• _What to do_: Count how many lines of the material contain the string "Recovery", then give that number and nothing more.

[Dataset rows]
* * * * *

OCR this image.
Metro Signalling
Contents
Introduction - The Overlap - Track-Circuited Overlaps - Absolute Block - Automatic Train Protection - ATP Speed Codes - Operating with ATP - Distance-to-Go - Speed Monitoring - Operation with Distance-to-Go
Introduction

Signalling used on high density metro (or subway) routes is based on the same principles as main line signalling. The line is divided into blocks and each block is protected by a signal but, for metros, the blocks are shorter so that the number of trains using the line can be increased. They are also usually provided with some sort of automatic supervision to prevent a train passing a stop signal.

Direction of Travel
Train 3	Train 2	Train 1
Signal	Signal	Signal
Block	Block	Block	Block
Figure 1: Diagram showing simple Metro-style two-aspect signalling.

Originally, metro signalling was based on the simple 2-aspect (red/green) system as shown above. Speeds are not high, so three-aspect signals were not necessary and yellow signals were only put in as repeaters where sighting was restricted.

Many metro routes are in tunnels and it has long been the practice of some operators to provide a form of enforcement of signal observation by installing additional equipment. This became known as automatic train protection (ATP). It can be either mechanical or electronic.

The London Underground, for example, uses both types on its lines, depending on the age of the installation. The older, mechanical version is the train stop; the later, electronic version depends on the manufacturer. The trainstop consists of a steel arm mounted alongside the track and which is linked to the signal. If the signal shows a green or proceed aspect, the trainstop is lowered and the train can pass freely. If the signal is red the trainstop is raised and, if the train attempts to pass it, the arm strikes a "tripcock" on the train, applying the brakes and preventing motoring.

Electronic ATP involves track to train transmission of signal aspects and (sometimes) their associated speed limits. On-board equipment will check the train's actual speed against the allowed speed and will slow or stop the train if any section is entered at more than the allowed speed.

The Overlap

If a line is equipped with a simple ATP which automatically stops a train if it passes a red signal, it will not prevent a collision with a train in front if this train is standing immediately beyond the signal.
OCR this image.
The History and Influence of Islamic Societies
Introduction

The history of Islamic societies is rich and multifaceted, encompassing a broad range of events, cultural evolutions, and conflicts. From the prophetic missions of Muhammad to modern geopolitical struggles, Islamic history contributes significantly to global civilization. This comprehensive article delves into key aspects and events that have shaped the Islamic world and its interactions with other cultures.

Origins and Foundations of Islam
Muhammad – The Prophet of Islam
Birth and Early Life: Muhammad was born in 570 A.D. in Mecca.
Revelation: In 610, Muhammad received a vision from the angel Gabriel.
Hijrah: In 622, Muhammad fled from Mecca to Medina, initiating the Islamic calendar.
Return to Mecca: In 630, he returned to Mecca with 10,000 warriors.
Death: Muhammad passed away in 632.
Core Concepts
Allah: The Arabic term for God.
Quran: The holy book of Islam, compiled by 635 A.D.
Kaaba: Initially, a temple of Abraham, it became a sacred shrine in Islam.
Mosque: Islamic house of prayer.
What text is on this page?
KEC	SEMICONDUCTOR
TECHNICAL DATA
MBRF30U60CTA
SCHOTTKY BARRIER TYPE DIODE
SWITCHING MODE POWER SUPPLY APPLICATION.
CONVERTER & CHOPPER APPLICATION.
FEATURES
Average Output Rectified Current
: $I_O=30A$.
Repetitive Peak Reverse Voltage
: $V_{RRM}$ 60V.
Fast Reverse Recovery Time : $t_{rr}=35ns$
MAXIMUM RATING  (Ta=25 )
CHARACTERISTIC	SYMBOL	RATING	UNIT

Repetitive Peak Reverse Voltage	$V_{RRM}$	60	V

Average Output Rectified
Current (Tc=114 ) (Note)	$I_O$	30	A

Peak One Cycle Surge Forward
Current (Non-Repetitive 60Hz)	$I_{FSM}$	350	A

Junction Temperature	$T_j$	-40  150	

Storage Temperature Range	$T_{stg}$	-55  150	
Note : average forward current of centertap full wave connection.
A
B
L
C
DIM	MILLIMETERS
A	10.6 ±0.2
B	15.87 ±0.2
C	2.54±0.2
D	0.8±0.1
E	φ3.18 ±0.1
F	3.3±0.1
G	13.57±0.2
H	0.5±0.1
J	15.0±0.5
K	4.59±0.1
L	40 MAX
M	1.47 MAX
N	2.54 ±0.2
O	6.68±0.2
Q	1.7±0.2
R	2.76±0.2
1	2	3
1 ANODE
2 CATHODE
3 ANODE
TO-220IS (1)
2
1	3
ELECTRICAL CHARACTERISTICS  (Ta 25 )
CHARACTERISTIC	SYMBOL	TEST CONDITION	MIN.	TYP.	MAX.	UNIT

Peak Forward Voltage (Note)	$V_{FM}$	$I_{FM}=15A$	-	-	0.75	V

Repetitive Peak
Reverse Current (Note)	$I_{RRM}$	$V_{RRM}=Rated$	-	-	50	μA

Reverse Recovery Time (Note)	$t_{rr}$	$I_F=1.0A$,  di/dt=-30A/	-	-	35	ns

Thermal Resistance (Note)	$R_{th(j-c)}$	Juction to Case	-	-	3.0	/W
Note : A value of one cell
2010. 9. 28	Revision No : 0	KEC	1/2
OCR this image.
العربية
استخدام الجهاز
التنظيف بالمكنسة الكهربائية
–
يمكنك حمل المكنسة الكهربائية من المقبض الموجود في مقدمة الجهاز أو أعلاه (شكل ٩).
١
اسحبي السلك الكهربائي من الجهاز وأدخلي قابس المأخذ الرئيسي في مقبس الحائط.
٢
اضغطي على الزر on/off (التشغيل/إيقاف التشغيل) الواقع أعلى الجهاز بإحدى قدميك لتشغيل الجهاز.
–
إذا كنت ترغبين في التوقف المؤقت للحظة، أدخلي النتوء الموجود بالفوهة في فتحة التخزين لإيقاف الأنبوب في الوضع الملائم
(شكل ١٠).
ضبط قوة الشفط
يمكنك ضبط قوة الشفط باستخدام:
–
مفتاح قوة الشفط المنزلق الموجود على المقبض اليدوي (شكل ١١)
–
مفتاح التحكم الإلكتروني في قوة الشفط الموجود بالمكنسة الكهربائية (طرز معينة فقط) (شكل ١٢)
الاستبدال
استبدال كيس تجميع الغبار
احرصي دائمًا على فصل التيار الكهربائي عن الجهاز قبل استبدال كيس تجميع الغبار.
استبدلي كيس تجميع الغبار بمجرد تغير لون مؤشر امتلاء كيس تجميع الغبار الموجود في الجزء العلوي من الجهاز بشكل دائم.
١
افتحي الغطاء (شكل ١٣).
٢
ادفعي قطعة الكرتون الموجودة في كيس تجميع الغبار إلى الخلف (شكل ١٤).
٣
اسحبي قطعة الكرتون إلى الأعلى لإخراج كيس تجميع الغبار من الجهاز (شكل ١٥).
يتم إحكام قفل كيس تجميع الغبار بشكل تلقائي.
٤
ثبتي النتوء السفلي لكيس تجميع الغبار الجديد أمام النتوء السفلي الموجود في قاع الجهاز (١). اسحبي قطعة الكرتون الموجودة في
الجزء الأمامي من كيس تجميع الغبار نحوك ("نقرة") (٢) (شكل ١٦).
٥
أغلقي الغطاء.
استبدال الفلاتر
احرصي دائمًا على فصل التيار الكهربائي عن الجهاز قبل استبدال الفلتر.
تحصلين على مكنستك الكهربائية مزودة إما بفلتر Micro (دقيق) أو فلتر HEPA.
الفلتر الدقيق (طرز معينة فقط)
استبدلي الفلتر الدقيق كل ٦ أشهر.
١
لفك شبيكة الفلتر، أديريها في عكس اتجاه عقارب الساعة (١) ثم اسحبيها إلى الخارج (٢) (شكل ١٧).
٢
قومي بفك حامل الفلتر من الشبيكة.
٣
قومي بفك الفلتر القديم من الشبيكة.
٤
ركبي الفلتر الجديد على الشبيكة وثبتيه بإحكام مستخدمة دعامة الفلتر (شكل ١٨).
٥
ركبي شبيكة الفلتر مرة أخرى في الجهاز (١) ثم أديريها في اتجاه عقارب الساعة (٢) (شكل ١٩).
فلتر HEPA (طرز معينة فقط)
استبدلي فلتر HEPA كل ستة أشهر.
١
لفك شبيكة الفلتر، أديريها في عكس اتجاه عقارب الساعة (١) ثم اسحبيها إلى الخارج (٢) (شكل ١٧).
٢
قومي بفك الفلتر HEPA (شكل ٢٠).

* * * * *

• _Result for this exercise_: 2